-- Start of The records --
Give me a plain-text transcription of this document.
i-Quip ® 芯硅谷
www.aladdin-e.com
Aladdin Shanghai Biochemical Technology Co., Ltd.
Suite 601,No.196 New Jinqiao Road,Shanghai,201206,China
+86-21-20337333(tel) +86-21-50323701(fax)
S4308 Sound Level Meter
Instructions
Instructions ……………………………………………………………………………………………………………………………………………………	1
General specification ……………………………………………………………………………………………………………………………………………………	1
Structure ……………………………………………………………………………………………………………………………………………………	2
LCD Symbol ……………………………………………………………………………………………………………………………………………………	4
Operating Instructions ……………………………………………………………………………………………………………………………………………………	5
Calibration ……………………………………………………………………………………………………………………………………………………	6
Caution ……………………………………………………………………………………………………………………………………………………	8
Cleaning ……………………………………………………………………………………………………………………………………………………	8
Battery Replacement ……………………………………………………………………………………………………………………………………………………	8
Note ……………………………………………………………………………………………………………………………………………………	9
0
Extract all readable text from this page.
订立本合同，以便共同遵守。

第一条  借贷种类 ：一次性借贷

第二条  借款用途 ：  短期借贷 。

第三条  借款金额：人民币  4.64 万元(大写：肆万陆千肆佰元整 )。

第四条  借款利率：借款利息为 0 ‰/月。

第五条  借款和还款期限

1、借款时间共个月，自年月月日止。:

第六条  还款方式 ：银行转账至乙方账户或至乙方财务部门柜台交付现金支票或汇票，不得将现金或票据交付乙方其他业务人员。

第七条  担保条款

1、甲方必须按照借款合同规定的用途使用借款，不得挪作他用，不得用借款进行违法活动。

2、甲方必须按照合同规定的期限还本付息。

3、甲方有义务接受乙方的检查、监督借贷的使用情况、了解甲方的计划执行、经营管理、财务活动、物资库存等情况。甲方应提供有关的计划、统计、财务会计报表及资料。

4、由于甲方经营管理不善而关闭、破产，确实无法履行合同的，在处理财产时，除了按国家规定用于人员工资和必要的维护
-- End of The records --
» Exercise brief
Copy every line of the material in which the word "this" occurs.

» Exercise solution
Give me a plain-text transcription of this document.
Extract all readable text from this page.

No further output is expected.